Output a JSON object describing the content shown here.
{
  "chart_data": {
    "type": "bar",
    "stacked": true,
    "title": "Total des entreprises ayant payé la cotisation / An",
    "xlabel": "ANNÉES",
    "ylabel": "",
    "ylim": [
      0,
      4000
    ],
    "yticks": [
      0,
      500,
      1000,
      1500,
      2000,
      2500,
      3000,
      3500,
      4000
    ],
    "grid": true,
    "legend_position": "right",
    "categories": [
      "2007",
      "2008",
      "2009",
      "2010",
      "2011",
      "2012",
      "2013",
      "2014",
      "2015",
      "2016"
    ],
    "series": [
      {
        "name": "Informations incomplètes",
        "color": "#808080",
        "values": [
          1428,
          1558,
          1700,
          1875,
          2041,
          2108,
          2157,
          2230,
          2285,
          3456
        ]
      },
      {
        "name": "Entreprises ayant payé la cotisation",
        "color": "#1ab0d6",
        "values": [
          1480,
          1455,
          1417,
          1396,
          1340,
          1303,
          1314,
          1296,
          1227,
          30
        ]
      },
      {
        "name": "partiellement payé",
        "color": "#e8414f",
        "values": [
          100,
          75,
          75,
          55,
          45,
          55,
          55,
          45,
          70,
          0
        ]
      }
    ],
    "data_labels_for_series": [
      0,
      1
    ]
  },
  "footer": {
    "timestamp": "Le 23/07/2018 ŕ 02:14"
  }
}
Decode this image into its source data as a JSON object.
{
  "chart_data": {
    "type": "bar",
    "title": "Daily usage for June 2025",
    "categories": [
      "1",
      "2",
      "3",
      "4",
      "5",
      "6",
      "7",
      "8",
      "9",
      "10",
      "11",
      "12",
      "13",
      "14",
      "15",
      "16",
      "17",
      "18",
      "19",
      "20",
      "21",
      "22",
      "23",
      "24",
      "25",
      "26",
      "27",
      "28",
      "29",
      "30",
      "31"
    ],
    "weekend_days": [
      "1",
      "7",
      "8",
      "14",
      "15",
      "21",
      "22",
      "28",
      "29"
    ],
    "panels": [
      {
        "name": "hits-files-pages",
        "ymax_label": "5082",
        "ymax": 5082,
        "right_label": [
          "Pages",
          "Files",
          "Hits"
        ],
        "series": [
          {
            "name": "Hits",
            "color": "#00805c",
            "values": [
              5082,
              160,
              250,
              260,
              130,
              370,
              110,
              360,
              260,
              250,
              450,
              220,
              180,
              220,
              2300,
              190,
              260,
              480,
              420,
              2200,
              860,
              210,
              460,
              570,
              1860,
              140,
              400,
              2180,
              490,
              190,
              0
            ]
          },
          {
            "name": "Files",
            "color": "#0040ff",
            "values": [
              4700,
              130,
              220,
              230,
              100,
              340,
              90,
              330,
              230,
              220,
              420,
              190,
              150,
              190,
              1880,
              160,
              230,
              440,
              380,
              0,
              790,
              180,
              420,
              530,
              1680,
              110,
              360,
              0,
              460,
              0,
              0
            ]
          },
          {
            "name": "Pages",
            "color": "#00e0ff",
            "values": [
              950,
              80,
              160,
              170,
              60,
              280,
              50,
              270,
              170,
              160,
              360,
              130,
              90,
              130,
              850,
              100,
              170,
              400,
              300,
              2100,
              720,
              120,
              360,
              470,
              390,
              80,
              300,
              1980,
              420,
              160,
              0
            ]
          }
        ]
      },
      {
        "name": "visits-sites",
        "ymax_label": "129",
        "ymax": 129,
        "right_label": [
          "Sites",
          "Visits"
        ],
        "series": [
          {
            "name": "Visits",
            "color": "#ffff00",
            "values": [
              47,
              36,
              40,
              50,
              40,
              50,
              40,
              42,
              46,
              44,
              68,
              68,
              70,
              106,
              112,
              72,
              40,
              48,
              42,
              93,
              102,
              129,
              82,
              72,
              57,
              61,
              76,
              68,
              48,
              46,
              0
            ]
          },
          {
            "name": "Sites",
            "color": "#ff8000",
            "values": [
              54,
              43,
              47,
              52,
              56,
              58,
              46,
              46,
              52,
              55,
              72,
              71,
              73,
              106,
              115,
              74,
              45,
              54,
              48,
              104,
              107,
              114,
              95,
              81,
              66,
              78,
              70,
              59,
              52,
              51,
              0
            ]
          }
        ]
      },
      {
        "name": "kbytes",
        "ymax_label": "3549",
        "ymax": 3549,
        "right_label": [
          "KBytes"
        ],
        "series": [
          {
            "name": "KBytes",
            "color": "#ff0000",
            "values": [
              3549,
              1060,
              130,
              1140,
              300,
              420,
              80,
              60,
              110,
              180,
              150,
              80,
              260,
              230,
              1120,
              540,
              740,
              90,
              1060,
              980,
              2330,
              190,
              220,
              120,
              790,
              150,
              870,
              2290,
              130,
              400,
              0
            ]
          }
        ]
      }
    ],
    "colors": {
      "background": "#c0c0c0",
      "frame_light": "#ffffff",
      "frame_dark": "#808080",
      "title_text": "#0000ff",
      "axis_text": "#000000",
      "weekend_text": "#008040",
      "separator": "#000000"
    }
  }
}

§ Task brief: Using the data above, output each line exactly.

§ The result:
Output a JSON object describing the content shown here.
{
  "chart_data": {
    "type": "bar",
    "stacked": true,
    "title": "Total des entreprises ayant payé la cotisation / An",
    "xlabel": "ANNÉES",
    "ylabel": "",
    "ylim": [
      0,
      4000
    ],
    "yticks": [
      0,
      500,
      1000,
      1500,
      2000,
      2500,
      3000,
      3500,
      4000
    ],
    "grid": true,
    "legend_position": "right",
    "categories": [
      "2007",
      "2008",
      "2009",
      "2010",
      "2011",
      "2012",
      "2013",
      "2014",
      "2015",
      "2016"
    ],
    "series": [
      {
        "name": "Informations incomplètes",
        "color": "#808080",
        "values": [
          1428,
          1558,
          1700,
          1875,
          2041,
          2108,
          2157,
          2230,
          2285,
          3456
        ]
      },
      {
        "name": "Entreprises ayant payé la cotisation",
        "color": "#1ab0d6",
        "values": [
          1480,
          1455,
          1417,
          1396,
          1340,
          1303,
          1314,
          1296,
          1227,
          30
        ]
      },
      {
        "name": "partiellement payé",
        "color": "#e8414f",
        "values": [
          100,
          75,
          75,
          55,
          45,
          55,
          55,
          45,
          70,
          0
        ]
      }
    ],
    "data_labels_for_series": [
      0,
      1
    ]
  },
  "footer": {
    "timestamp": "Le 23/07/2018 ŕ 02:14"
  }
}
Decode this image into its source data as a JSON object.
{
  "chart_data": {
    "type": "bar",
    "title": "Daily usage for June 2025",
    "categories": [
      "1",
      "2",
      "3",
      "4",
      "5",
      "6",
      "7",
      "8",
      "9",
      "10",
      "11",
      "12",
      "13",
      "14",
      "15",
      "16",
      "17",
      "18",
      "19",
      "20",
      "21",
      "22",
      "23",
      "24",
      "25",
      "26",
      "27",
      "28",
      "29",
      "30",
      "31"
    ],
    "weekend_days": [
      "1",
      "7",
      "8",
      "14",
      "15",
      "21",
      "22",
      "28",
      "29"
    ],
    "panels": [
      {
        "name": "hits-files-pages",
        "ymax_label": "5082",
        "ymax": 5082,
        "right_label": [
          "Pages",
          "Files",
          "Hits"
        ],
        "series": [
          {
            "name": "Hits",
            "color": "#00805c",
            "values": [
              5082,
              160,
              250,
              260,
              130,
              370,
              110,
              360,
              260,
              250,
              450,
              220,
              180,
              220,
              2300,
              190,
              260,
              480,
              420,
              2200,
              860,
              210,
              460,
              570,
              1860,
              140,
              400,
              2180,
              490,
              190,
              0
            ]
          },
          {
            "name": "Files",
            "color": "#0040ff",
            "values": [
              4700,
              130,
              220,
              230,
              100,
              340,
              90,
              330,
              230,
              220,
              420,
              190,
              150,
              190,
              1880,
              160,
              230,
              440,
              380,
              0,
              790,
              180,
              420,
              530,
              1680,
              110,
              360,
              0,
              460,
              0,
              0
            ]
          },
          {
            "name": "Pages",
            "color": "#00e0ff",
            "values": [
              950,
              80,
              160,
              170,
              60,
              280,
              50,
              270,
              170,
              160,
              360,
              130,
              90,
              130,
              850,
              100,
              170,
              400,
              300,
              2100,
              720,
              120,
              360,
              470,
              390,
              80,
              300,
              1980,
              420,
              160,
              0
            ]
          }
        ]
      },
      {
        "name": "visits-sites",
        "ymax_label": "129",
        "ymax": 129,
        "right_label": [
          "Sites",
          "Visits"
        ],
        "series": [
          {
            "name": "Visits",
            "color": "#ffff00",
            "values": [
              47,
              36,
              40,
              50,
              40,
              50,
              40,
              42,
              46,
              44,
              68,
              68,
              70,
              106,
              112,
              72,
              40,
              48,
              42,
              93,
              102,
              129,
              82,
              72,
              57,
              61,
              76,
              68,
              48,
              46,
              0
            ]
          },
          {
            "name": "Sites",
            "color": "#ff8000",
            "values": [
              54,
              43,
              47,
              52,
              56,
              58,
              46,
              46,
              52,
              55,
              72,
              71,
              73,
              106,
              115,
              74,
              45,
              54,
              48,
              104,
              107,
              114,
              95,
              81,
              66,
              78,
              70,
              59,
              52,
              51,
              0
            ]
          }
        ]
      },
      {
        "name": "kbytes",
        "ymax_label": "3549",
        "ymax": 3549,
        "right_label": [
          "KBytes"
        ],
        "series": [
          {
            "name": "KBytes",
            "color": "#ff0000",
            "values": [
              3549,
              1060,
              130,
              1140,
              300,
              420,
              80,
              60,
              110,
              180,
              150,
              80,
              260,
              230,
              1120,
              540,
              740,
              90,
              1060,
              980,
              2330,
              190,
              220,
              120,
              790,
              150,
              870,
              2290,
              130,
              400,
              0
            ]
          }
        ]
      }
    ],
    "colors": {
      "background": "#c0c0c0",
      "frame_light": "#ffffff",
      "frame_dark": "#808080",
      "title_text": "#0000ff",
      "axis_text": "#000000",
      "weekend_text": "#008040",
      "separator": "#000000"
    }
  }
}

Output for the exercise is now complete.